▶ To be done: Output each entry verbatim and exclude every picture from it.

Dataset items:
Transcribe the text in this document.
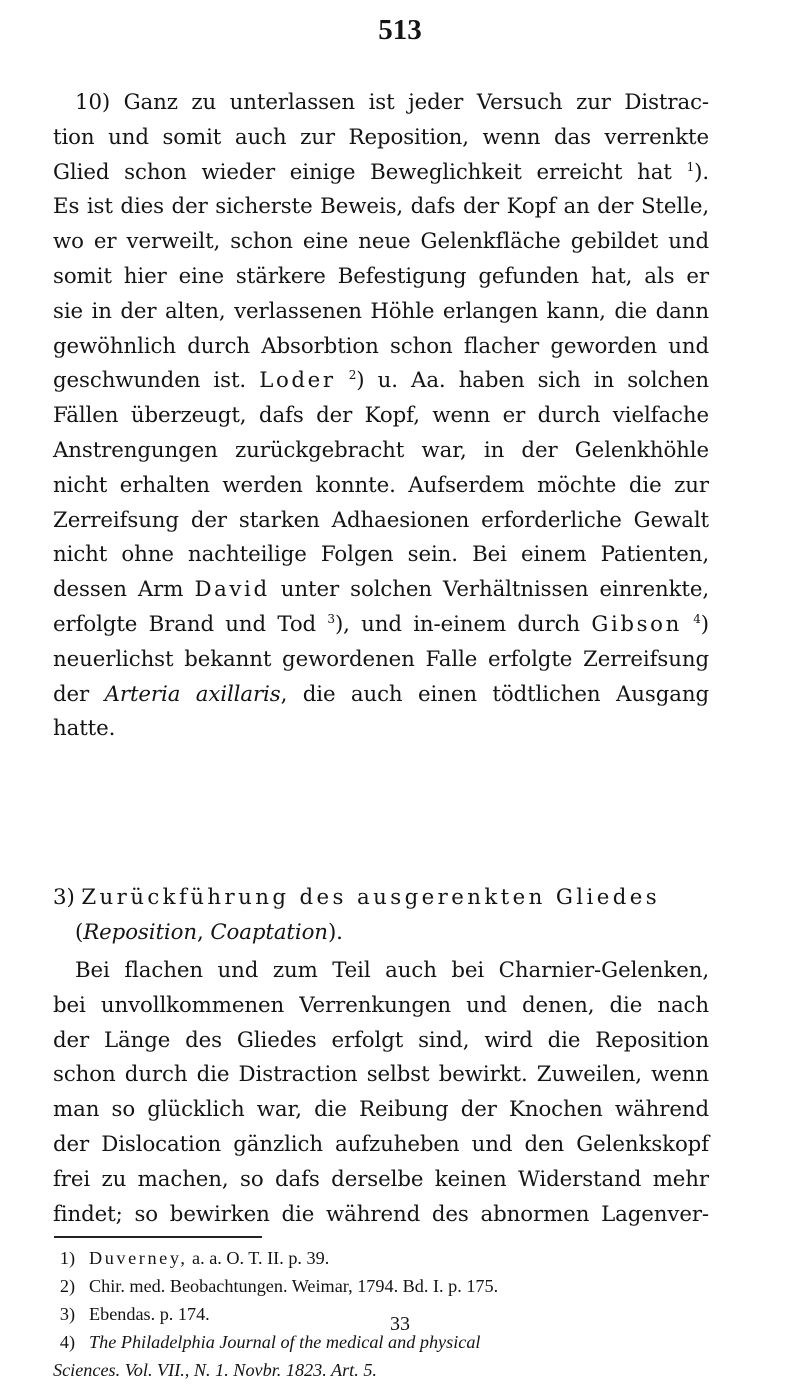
513
10) Ganz zu unterlassen ist jeder Versuch zur Distrac-
tion und somit auch zur Reposition, wenn das verrenkte
Glied schon wieder einige Beweglichkeit erreicht hat $^1$).
Es ist dies der sicherste Beweis, dafs der Kopf an der Stelle,
wo er verweilt, schon eine neue Gelenkfläche gebildet und
somit hier eine stärkere Befestigung gefunden hat, als er
sie in der alten, verlassenen Höhle erlangen kann, die dann
gewöhnlich durch Absorbtion schon flacher geworden und
geschwunden ist. Loder $^2$) u. Aa. haben sich in solchen
Fällen überzeugt, dafs der Kopf, wenn er durch vielfache
Anstrengungen zurückgebracht war, in der Gelenkhöhle
nicht erhalten werden konnte. Aufserdem möchte die zur
Zerreifsung der starken Adhaesionen erforderliche Gewalt
nicht ohne nachteilige Folgen sein. Bei einem Patienten,
dessen Arm David unter solchen Verhältnissen einrenkte,
erfolgte Brand und Tod $^3$), und in-einem durch Gibson $^4$)
neuerlichst bekannt gewordenen Falle erfolgte Zerreifsung
der Arteria axillaris, die auch einen tödtlichen Ausgang
hatte.
3) Zurückführung des ausgerenkten Gliedes
(Reposition, Coaptation).
Bei flachen und zum Teil auch bei Charnier-Gelenken,
bei unvollkommenen Verrenkungen und denen, die nach
der Länge des Gliedes erfolgt sind, wird die Reposition
schon durch die Distraction selbst bewirkt. Zuweilen, wenn
man so glücklich war, die Reibung der Knochen während
der Dislocation gänzlich aufzuheben und den Gelenkskopf
frei zu machen, so dafs derselbe keinen Widerstand mehr
findet; so bewirken die während des abnormen Lagenver-
1) Duverney, a. a. O. T. II. p. 39.
2) Chir. med. Beobachtungen. Weimar, 1794. Bd. I. p. 175.
3) Ebendas. p. 174.
4) The Philadelphia Journal of the medical and physical
Sciences. Vol. VII., N. 1. Novbr. 1823. Art. 5.
33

▶ Output for this exercise:
Transcribe the text in this document.
513
10) Ganz zu unterlassen ist jeder Versuch zur Distrac-
tion und somit auch zur Reposition, wenn das verrenkte
Glied schon wieder einige Beweglichkeit erreicht hat $^1$).
Es ist dies der sicherste Beweis, dafs der Kopf an der Stelle,
wo er verweilt, schon eine neue Gelenkfläche gebildet und
somit hier eine stärkere Befestigung gefunden hat, als er
sie in der alten, verlassenen Höhle erlangen kann, die dann
gewöhnlich durch Absorbtion schon flacher geworden und
geschwunden ist. Loder $^2$) u. Aa. haben sich in solchen
Fällen überzeugt, dafs der Kopf, wenn er durch vielfache
Anstrengungen zurückgebracht war, in der Gelenkhöhle
nicht erhalten werden konnte. Aufserdem möchte die zur
Zerreifsung der starken Adhaesionen erforderliche Gewalt
nicht ohne nachteilige Folgen sein. Bei einem Patienten,
dessen Arm David unter solchen Verhältnissen einrenkte,
erfolgte Brand und Tod $^3$), und in-einem durch Gibson $^4$)
neuerlichst bekannt gewordenen Falle erfolgte Zerreifsung
der Arteria axillaris, die auch einen tödtlichen Ausgang
hatte.
3) Zurückführung des ausgerenkten Gliedes
(Reposition, Coaptation).
Bei flachen und zum Teil auch bei Charnier-Gelenken,
bei unvollkommenen Verrenkungen und denen, die nach
der Länge des Gliedes erfolgt sind, wird die Reposition
schon durch die Distraction selbst bewirkt. Zuweilen, wenn
man so glücklich war, die Reibung der Knochen während
der Dislocation gänzlich aufzuheben und den Gelenkskopf
frei zu machen, so dafs derselbe keinen Widerstand mehr
findet; so bewirken die während des abnormen Lagenver-
1) Duverney, a. a. O. T. II. p. 39.
2) Chir. med. Beobachtungen. Weimar, 1794. Bd. I. p. 175.
3) Ebendas. p. 174.
4) The Philadelphia Journal of the medical and physical
Sciences. Vol. VII., N. 1. Novbr. 1823. Art. 5.
33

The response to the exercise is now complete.